AIM OF THE TASK:
From the data that follows, copy every line holding the string "function".

RECORDS FOR THE EXERCISE:
::::

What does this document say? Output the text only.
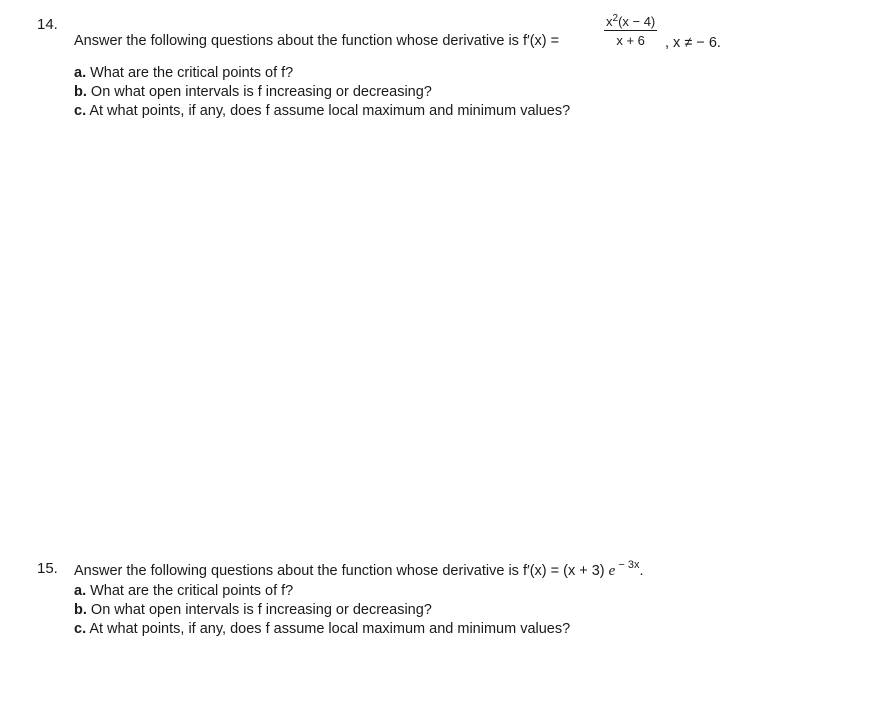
14.
Answer the following questions about the function whose derivative is f′(x) =	$\frac{x^2(x - 4)}{x + 6}$ , x ≠ − 6.
a. What are the critical points of f?
b. On what open intervals is f increasing or decreasing?
c. At what points, if any, does f assume local maximum and minimum values?
15. Answer the following questions about the function whose derivative is f′(x) = (x + 3) e $^{- 3x}$.
a. What are the critical points of f?
b. On what open intervals is f increasing or decreasing?
c. At what points, if any, does f assume local maximum and minimum values?
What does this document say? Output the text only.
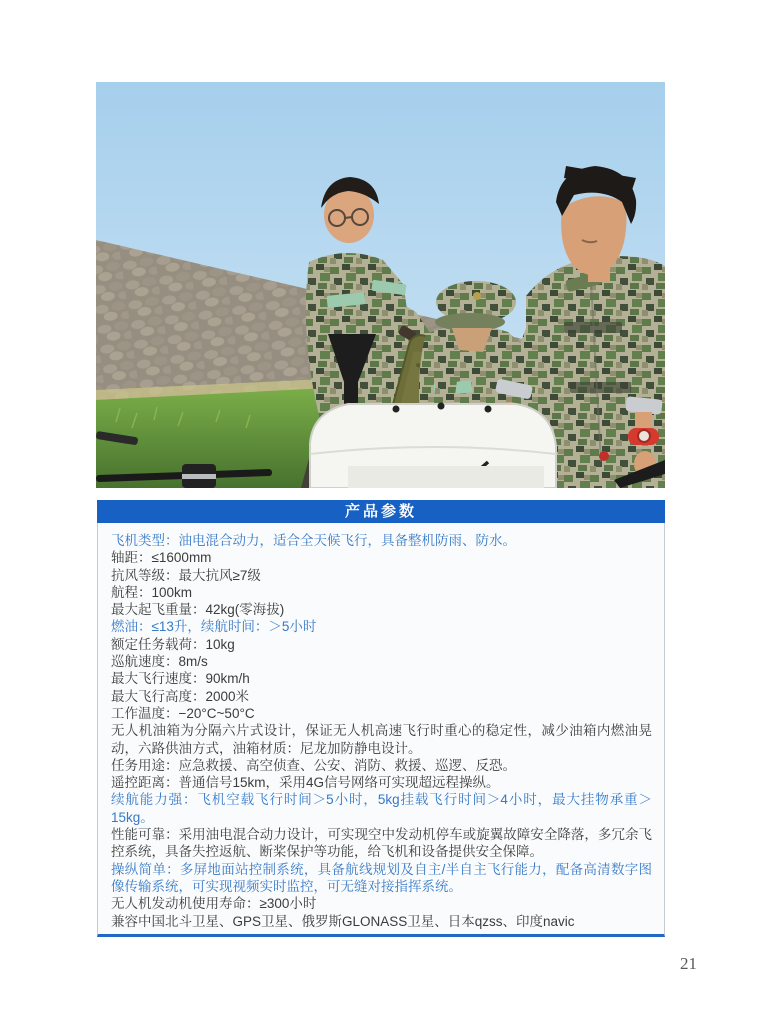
产品参数

飞机类型：油电混合动力，适合全天候飞行，具备整机防雨、防水。

轴距：≤1600mm

抗风等级：最大抗风≥7级

航程：100km

最大起飞重量：42kg(零海拔)

燃油：≤13升，续航时间：＞5小时

额定任务载荷：10kg

巡航速度：8m/s

最大飞行速度：90km/h

最大飞行高度：2000米

工作温度：−20°C~50°C

无人机油箱为分隔六片式设计，保证无人机高速飞行时重心的稳定性，减少油箱内燃油晃动，六路供油方式，油箱材质：尼龙加防静电设计。

任务用途：应急救援、高空侦查、公安、消防、救援、巡逻、反恐。

遥控距离：普通信号15km，采用4G信号网络可实现超远程操纵。

续航能力强：飞机空载飞行时间＞5小时，5kg挂载飞行时间＞4小时，最大挂物承重＞15kg。

性能可靠：采用油电混合动力设计，可实现空中发动机停车或旋翼故障安全降落，多冗余飞控系统，具备失控返航、断桨保护等功能，给飞机和设备提供安全保障。

操纵简单：多屏地面站控制系统，具备航线规划及自主/半自主飞行能力，配备高清数字图像传输系统，可实现视频实时监控，可无缝对接指挥系统。

无人机发动机使用寿命：≥300小时

兼容中国北斗卫星、GPS卫星、俄罗斯GLONASS卫星、日本qzss、印度navic

21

::::

SOLUTION FOR THIS PROBLEM:
Answer the following questions about the function whose derivative is f′(x) =	$\frac{x^2(x - 4)}{x + 6}$ , x ≠ − 6.
15. Answer the following questions about the function whose derivative is f′(x) = (x + 3) e $^{- 3x}$.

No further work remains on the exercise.